Task description: In the data, extract each line that holds the string "инвалидов".

(Saved entries)
════

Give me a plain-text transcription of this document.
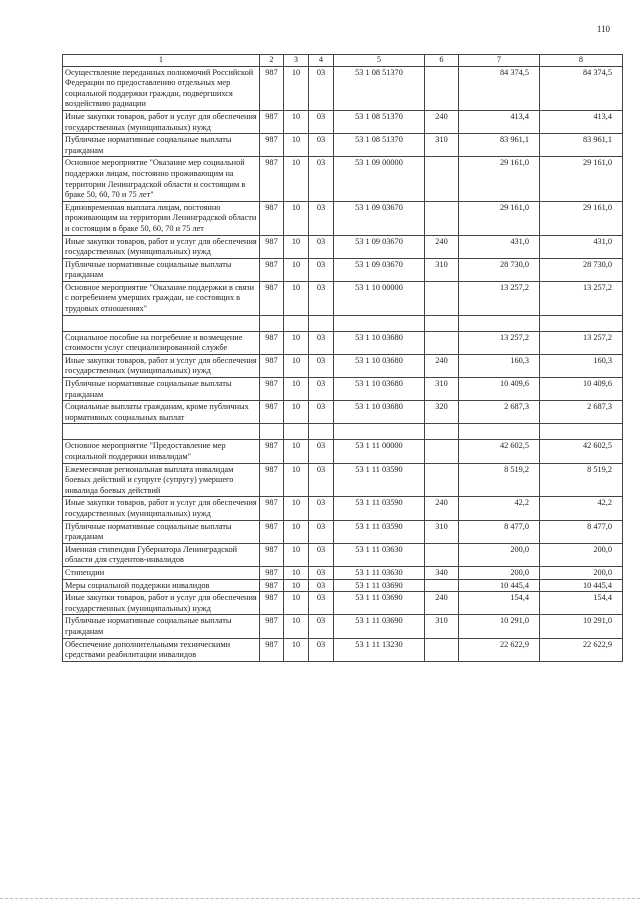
110
1	2	3	4	5	6	7	8
Осуществление переданных полномочий Российской Федерации по предоставлению отдельных мер социальной поддержки граждан, подвергшихся воздействию радиации	987	10	03	53 1 08 51370		84 374,5	84 374,5
Иные закупки товаров, работ и услуг для обеспечения государственных (муниципальных) нужд	987	10	03	53 1 08 51370	240	413,4	413,4
Публичные нормативные социальные выплаты гражданам	987	10	03	53 1 08 51370	310	83 961,1	83 961,1
Основное мероприятие "Оказание мер социальной поддержки лицам, постоянно проживающим на территории Ленинградской области и состоящим в браке 50, 60, 70 и 75 лет"	987	10	03	53 1 09 00000		29 161,0	29 161,0
Единовременная выплата лицам, постоянно проживающим на территории Ленинградской области и состоящим в браке 50, 60, 70 и 75 лет	987	10	03	53 1 09 03670		29 161,0	29 161,0
Иные закупки товаров, работ и услуг для обеспечения государственных (муниципальных) нужд	987	10	03	53 1 09 03670	240	431,0	431,0
Публичные нормативные социальные выплаты гражданам	987	10	03	53 1 09 03670	310	28 730,0	28 730,0
Основное мероприятие "Оказание поддержки в связи с погребением умерших граждан, не состоящих в трудовых отношениях"	987	10	03	53 1 10 00000		13 257,2	13 257,2

Социальное пособие на погребение и возмещение стоимости услуг специализированной службе	987	10	03	53 1 10 03680		13 257,2	13 257,2
Иные закупки товаров, работ и услуг для обеспечения государственных (муниципальных) нужд	987	10	03	53 1 10 03680	240	160,3	160,3
Публичные нормативные социальные выплаты гражданам	987	10	03	53 1 10 03680	310	10 409,6	10 409,6
Социальные выплаты гражданам, кроме публичных нормативных социальных выплат	987	10	03	53 1 10 03680	320	2 687,3	2 687,3

Основное мероприятие "Предоставление мер социальной поддержки инвалидам"	987	10	03	53 1 11 00000		42 602,5	42 602,5
Ежемесячная региональная выплата инвалидам боевых действий и супруге (супругу) умершего инвалида боевых действий	987	10	03	53 1 11 03590		8 519,2	8 519,2
Иные закупки товаров, работ и услуг для обеспечения государственных (муниципальных) нужд	987	10	03	53 1 11 03590	240	42,2	42,2
Публичные нормативные социальные выплаты гражданам	987	10	03	53 1 11 03590	310	8 477,0	8 477,0
Именная стипендия Губернатора Ленинградской области для студентов-инвалидов	987	10	03	53 1 11 03630		200,0	200,0
Стипендии	987	10	03	53 1 11 03630	340	200,0	200,0
Меры социальной поддержки инвалидов	987	10	03	53 1 11 03690		10 445,4	10 445,4
Иные закупки товаров, работ и услуг для обеспечения государственных (муниципальных) нужд	987	10	03	53 1 11 03690	240	154,4	154,4
Публичные нормативные социальные выплаты гражданам	987	10	03	53 1 11 03690	310	10 291,0	10 291,0
Обеспечение дополнительными техническими средствами реабилитации инвалидов	987	10	03	53 1 11 13230		22 622,9	22 622,9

════

Result for this exercise:
Именная стипендия Губернатора Ленинградской области для студентов-инвалидов	987	10	03	53 1 11 03630		200,0	200,0
Меры социальной поддержки инвалидов	987	10	03	53 1 11 03690		10 445,4	10 445,4
Обеспечение дополнительными техническими средствами реабилитации инвалидов	987	10	03	53 1 11 13230		22 622,9	22 622,9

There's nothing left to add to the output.